## DIRECTIONS FOR THIS TASK
Each line of the data that includes the string "style" is to be copied out.

## ENTRIES
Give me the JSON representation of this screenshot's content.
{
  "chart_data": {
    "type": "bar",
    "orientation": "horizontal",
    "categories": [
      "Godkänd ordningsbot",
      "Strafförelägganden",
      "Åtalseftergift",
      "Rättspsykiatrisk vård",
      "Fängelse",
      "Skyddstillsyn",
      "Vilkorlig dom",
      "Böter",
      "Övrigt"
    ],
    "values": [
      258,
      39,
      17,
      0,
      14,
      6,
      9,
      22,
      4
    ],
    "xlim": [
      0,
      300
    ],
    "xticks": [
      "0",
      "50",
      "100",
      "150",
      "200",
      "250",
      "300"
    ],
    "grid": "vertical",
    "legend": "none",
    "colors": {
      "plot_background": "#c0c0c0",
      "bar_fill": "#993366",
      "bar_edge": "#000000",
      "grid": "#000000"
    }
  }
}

* * *

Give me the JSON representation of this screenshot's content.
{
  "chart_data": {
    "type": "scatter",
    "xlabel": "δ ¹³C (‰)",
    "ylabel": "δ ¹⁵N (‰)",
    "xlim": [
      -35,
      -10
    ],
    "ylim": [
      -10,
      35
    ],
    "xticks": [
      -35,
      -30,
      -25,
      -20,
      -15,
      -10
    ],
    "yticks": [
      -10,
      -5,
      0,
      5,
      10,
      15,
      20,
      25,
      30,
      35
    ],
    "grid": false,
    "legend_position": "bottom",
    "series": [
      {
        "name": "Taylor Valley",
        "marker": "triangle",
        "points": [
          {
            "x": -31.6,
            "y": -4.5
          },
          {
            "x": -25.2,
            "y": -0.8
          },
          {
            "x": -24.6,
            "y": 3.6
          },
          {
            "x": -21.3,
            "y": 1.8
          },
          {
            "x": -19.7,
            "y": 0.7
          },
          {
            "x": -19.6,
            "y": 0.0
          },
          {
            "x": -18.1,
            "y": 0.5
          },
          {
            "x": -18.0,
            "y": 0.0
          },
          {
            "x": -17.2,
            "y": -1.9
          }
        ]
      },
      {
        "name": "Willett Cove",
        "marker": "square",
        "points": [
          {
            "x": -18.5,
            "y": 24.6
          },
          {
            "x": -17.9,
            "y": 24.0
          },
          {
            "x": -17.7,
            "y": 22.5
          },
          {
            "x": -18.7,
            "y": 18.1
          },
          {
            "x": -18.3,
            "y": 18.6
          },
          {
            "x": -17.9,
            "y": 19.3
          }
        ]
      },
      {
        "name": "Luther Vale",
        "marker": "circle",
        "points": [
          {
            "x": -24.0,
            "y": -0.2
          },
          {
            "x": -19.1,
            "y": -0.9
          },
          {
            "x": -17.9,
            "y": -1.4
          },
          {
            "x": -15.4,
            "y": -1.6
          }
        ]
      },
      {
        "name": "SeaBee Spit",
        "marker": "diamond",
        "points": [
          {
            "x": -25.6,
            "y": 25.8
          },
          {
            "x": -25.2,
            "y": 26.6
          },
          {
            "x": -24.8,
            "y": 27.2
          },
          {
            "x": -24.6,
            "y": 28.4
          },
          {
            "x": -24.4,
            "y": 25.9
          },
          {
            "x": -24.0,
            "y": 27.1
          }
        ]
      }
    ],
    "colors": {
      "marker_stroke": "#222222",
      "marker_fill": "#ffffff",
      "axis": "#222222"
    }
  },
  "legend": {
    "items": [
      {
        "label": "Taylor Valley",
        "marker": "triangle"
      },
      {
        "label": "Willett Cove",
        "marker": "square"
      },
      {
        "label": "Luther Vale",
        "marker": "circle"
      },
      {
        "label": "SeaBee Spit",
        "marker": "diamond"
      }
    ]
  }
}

...

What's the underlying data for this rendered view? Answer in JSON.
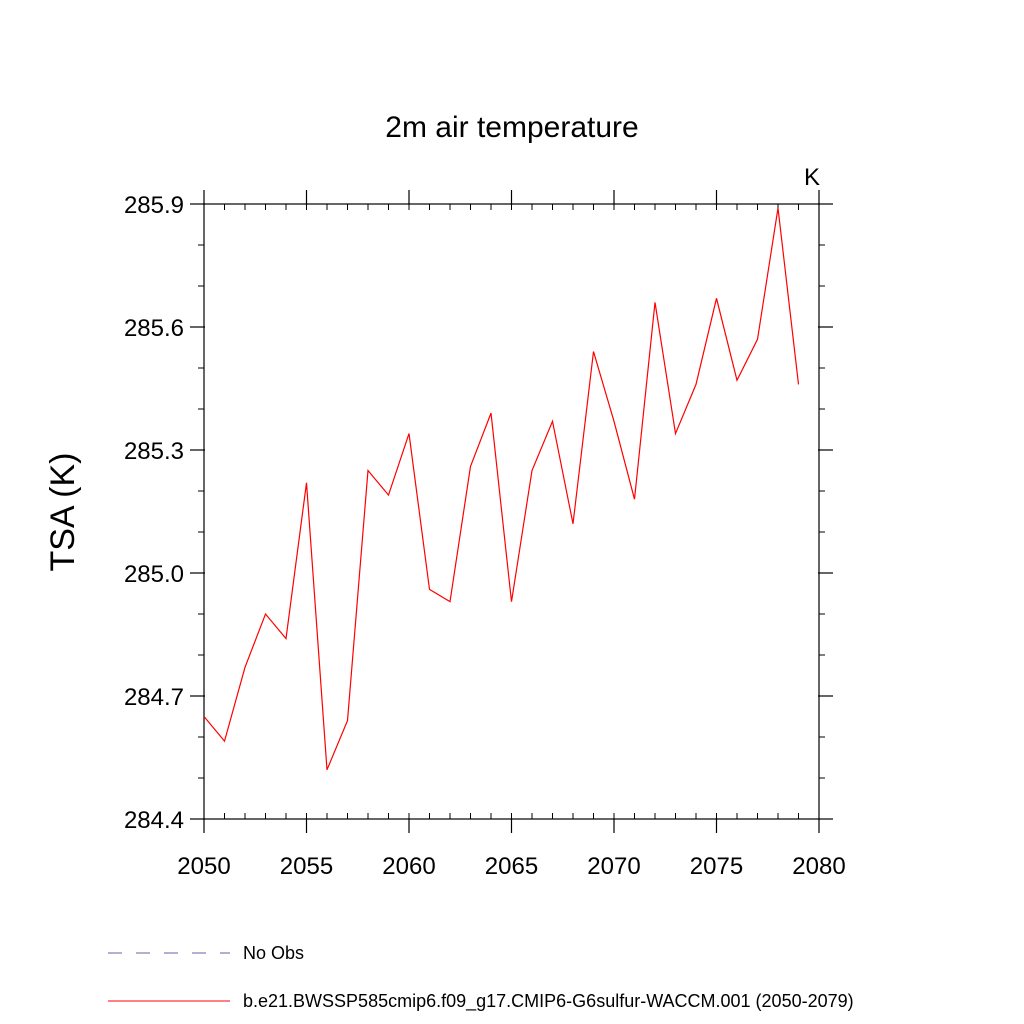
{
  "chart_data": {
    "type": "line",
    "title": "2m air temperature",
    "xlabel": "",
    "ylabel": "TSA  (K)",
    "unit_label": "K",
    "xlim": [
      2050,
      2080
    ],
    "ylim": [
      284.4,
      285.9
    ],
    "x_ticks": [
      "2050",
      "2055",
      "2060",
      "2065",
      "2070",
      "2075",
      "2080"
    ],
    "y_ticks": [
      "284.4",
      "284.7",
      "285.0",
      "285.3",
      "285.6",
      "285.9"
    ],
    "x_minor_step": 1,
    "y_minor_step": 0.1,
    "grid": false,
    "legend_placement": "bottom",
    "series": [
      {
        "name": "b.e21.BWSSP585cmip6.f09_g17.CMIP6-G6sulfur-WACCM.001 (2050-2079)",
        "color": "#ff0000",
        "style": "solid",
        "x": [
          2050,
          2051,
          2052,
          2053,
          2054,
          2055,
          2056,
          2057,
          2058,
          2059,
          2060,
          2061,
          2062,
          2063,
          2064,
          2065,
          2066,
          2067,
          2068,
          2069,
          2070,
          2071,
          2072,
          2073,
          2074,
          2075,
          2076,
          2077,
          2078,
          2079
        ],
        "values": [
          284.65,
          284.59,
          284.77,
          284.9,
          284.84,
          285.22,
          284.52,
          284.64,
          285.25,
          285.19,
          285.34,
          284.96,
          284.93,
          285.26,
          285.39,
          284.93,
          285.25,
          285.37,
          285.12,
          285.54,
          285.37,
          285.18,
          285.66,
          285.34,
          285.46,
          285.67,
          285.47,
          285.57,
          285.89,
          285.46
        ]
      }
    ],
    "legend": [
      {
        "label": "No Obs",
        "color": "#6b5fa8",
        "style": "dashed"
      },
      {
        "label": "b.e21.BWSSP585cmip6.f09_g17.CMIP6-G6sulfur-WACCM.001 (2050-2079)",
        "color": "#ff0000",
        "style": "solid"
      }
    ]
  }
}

## ANSWER
        "style": "solid",
        "style": "dashed"
        "style": "solid"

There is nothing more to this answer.